**WORK INSTRUCTIONS:** Repeat the records below exactly as they appear.
---------------
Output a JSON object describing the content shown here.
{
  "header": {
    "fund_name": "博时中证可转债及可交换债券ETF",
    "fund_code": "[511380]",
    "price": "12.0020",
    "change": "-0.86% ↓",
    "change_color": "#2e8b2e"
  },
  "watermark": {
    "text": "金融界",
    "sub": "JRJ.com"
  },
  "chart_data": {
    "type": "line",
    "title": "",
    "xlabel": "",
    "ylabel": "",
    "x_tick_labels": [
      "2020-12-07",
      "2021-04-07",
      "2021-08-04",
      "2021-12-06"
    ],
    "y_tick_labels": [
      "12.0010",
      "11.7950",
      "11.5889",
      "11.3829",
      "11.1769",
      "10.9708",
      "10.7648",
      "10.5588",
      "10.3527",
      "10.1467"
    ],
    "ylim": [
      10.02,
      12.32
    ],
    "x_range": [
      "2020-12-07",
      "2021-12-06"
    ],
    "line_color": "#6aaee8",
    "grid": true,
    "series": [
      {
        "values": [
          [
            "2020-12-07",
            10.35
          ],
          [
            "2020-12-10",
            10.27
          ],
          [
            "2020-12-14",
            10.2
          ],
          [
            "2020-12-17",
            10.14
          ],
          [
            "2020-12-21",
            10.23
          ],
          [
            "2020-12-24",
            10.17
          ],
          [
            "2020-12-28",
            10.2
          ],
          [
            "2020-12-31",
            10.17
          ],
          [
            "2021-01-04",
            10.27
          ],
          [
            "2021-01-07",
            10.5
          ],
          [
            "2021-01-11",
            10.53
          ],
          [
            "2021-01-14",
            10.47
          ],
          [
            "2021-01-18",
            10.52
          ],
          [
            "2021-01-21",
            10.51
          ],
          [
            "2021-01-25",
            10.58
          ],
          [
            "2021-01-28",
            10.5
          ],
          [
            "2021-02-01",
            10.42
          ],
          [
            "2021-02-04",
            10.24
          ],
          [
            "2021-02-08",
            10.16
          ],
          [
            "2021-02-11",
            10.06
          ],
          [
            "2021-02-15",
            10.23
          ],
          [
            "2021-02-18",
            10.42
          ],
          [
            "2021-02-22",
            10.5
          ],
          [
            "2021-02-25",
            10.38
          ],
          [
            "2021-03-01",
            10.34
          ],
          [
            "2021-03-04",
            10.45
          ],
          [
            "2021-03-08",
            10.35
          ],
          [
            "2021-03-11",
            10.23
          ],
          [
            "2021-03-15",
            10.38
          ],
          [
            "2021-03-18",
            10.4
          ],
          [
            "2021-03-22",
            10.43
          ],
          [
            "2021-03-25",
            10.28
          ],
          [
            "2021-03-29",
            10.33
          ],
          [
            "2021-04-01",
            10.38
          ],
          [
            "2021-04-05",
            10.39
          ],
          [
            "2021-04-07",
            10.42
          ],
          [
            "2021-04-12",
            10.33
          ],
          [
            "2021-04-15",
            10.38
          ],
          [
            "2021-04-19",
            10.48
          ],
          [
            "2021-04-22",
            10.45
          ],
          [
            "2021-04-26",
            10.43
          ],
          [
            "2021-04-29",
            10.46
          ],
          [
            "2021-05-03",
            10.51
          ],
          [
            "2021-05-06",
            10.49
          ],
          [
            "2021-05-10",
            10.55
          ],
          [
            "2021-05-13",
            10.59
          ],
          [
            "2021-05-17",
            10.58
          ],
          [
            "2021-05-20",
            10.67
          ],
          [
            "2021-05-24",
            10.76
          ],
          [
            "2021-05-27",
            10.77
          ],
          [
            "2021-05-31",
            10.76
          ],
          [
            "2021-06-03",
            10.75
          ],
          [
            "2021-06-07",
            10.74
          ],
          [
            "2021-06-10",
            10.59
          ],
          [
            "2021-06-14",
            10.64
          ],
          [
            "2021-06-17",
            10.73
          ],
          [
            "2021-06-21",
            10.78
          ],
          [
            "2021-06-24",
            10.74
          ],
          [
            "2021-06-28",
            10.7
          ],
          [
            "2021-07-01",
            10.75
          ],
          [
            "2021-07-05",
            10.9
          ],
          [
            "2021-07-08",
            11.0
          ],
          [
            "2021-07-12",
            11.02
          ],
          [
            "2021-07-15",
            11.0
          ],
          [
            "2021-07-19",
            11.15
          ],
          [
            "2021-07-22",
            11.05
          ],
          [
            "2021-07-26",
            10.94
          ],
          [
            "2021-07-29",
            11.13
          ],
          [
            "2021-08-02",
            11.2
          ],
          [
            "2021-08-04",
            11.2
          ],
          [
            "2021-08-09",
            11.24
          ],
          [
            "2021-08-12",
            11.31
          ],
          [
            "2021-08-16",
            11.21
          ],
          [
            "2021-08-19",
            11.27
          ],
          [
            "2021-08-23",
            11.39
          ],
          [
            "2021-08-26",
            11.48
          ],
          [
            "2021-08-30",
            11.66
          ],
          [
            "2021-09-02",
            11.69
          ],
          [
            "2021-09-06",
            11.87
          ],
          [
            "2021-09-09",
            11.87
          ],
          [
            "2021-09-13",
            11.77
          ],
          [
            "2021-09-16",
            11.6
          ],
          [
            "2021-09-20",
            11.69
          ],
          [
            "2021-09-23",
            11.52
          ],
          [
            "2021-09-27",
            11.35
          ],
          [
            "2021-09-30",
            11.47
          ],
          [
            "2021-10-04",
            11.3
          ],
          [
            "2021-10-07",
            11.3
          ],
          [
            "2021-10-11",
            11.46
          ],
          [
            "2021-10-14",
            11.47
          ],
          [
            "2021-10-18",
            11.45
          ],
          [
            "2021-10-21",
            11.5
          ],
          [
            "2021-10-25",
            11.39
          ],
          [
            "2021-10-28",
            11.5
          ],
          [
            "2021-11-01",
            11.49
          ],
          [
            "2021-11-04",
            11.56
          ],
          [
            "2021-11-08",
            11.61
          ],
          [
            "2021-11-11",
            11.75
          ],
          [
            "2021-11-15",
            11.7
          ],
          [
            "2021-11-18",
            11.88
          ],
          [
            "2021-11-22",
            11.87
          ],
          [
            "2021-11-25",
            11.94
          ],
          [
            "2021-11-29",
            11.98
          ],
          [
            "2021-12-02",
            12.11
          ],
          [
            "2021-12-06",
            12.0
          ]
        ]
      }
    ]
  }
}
---------------
**ANSWER FOR THE TASK:**
Output a JSON object describing the content shown here.
{
  "header": {
    "fund_name": "博时中证可转债及可交换债券ETF",
    "fund_code": "[511380]",
    "price": "12.0020",
    "change": "-0.86% ↓",
    "change_color": "#2e8b2e"
  },
  "watermark": {
    "text": "金融界",
    "sub": "JRJ.com"
  },
  "chart_data": {
    "type": "line",
    "title": "",
    "xlabel": "",
    "ylabel": "",
    "x_tick_labels": [
      "2020-12-07",
      "2021-04-07",
      "2021-08-04",
      "2021-12-06"
    ],
    "y_tick_labels": [
      "12.0010",
      "11.7950",
      "11.5889",
      "11.3829",
      "11.1769",
      "10.9708",
      "10.7648",
      "10.5588",
      "10.3527",
      "10.1467"
    ],
    "ylim": [
      10.02,
      12.32
    ],
    "x_range": [
      "2020-12-07",
      "2021-12-06"
    ],
    "line_color": "#6aaee8",
    "grid": true,
    "series": [
      {
        "values": [
          [
            "2020-12-07",
            10.35
          ],
          [
            "2020-12-10",
            10.27
          ],
          [
            "2020-12-14",
            10.2
          ],
          [
            "2020-12-17",
            10.14
          ],
          [
            "2020-12-21",
            10.23
          ],
          [
            "2020-12-24",
            10.17
          ],
          [
            "2020-12-28",
            10.2
          ],
          [
            "2020-12-31",
            10.17
          ],
          [
            "2021-01-04",
            10.27
          ],
          [
            "2021-01-07",
            10.5
          ],
          [
            "2021-01-11",
            10.53
          ],
          [
            "2021-01-14",
            10.47
          ],
          [
            "2021-01-18",
            10.52
          ],
          [
            "2021-01-21",
            10.51
          ],
          [
            "2021-01-25",
            10.58
          ],
          [
            "2021-01-28",
            10.5
          ],
          [
            "2021-02-01",
            10.42
          ],
          [
            "2021-02-04",
            10.24
          ],
          [
            "2021-02-08",
            10.16
          ],
          [
            "2021-02-11",
            10.06
          ],
          [
            "2021-02-15",
            10.23
          ],
          [
            "2021-02-18",
            10.42
          ],
          [
            "2021-02-22",
            10.5
          ],
          [
            "2021-02-25",
            10.38
          ],
          [
            "2021-03-01",
            10.34
          ],
          [
            "2021-03-04",
            10.45
          ],
          [
            "2021-03-08",
            10.35
          ],
          [
            "2021-03-11",
            10.23
          ],
          [
            "2021-03-15",
            10.38
          ],
          [
            "2021-03-18",
            10.4
          ],
          [
            "2021-03-22",
            10.43
          ],
          [
            "2021-03-25",
            10.28
          ],
          [
            "2021-03-29",
            10.33
          ],
          [
            "2021-04-01",
            10.38
          ],
          [
            "2021-04-05",
            10.39
          ],
          [
            "2021-04-07",
            10.42
          ],
          [
            "2021-04-12",
            10.33
          ],
          [
            "2021-04-15",
            10.38
          ],
          [
            "2021-04-19",
            10.48
          ],
          [
            "2021-04-22",
            10.45
          ],
          [
            "2021-04-26",
            10.43
          ],
          [
            "2021-04-29",
            10.46
          ],
          [
            "2021-05-03",
            10.51
          ],
          [
            "2021-05-06",
            10.49
          ],
          [
            "2021-05-10",
            10.55
          ],
          [
            "2021-05-13",
            10.59
          ],
          [
            "2021-05-17",
            10.58
          ],
          [
            "2021-05-20",
            10.67
          ],
          [
            "2021-05-24",
            10.76
          ],
          [
            "2021-05-27",
            10.77
          ],
          [
            "2021-05-31",
            10.76
          ],
          [
            "2021-06-03",
            10.75
          ],
          [
            "2021-06-07",
            10.74
          ],
          [
            "2021-06-10",
            10.59
          ],
          [
            "2021-06-14",
            10.64
          ],
          [
            "2021-06-17",
            10.73
          ],
          [
            "2021-06-21",
            10.78
          ],
          [
            "2021-06-24",
            10.74
          ],
          [
            "2021-06-28",
            10.7
          ],
          [
            "2021-07-01",
            10.75
          ],
          [
            "2021-07-05",
            10.9
          ],
          [
            "2021-07-08",
            11.0
          ],
          [
            "2021-07-12",
            11.02
          ],
          [
            "2021-07-15",
            11.0
          ],
          [
            "2021-07-19",
            11.15
          ],
          [
            "2021-07-22",
            11.05
          ],
          [
            "2021-07-26",
            10.94
          ],
          [
            "2021-07-29",
            11.13
          ],
          [
            "2021-08-02",
            11.2
          ],
          [
            "2021-08-04",
            11.2
          ],
          [
            "2021-08-09",
            11.24
          ],
          [
            "2021-08-12",
            11.31
          ],
          [
            "2021-08-16",
            11.21
          ],
          [
            "2021-08-19",
            11.27
          ],
          [
            "2021-08-23",
            11.39
          ],
          [
            "2021-08-26",
            11.48
          ],
          [
            "2021-08-30",
            11.66
          ],
          [
            "2021-09-02",
            11.69
          ],
          [
            "2021-09-06",
            11.87
          ],
          [
            "2021-09-09",
            11.87
          ],
          [
            "2021-09-13",
            11.77
          ],
          [
            "2021-09-16",
            11.6
          ],
          [
            "2021-09-20",
            11.69
          ],
          [
            "2021-09-23",
            11.52
          ],
          [
            "2021-09-27",
            11.35
          ],
          [
            "2021-09-30",
            11.47
          ],
          [
            "2021-10-04",
            11.3
          ],
          [
            "2021-10-07",
            11.3
          ],
          [
            "2021-10-11",
            11.46
          ],
          [
            "2021-10-14",
            11.47
          ],
          [
            "2021-10-18",
            11.45
          ],
          [
            "2021-10-21",
            11.5
          ],
          [
            "2021-10-25",
            11.39
          ],
          [
            "2021-10-28",
            11.5
          ],
          [
            "2021-11-01",
            11.49
          ],
          [
            "2021-11-04",
            11.56
          ],
          [
            "2021-11-08",
            11.61
          ],
          [
            "2021-11-11",
            11.75
          ],
          [
            "2021-11-15",
            11.7
          ],
          [
            "2021-11-18",
            11.88
          ],
          [
            "2021-11-22",
            11.87
          ],
          [
            "2021-11-25",
            11.94
          ],
          [
            "2021-11-29",
            11.98
          ],
          [
            "2021-12-02",
            12.11
          ],
          [
            "2021-12-06",
            12.0
          ]
        ]
      }
    ]
  }
}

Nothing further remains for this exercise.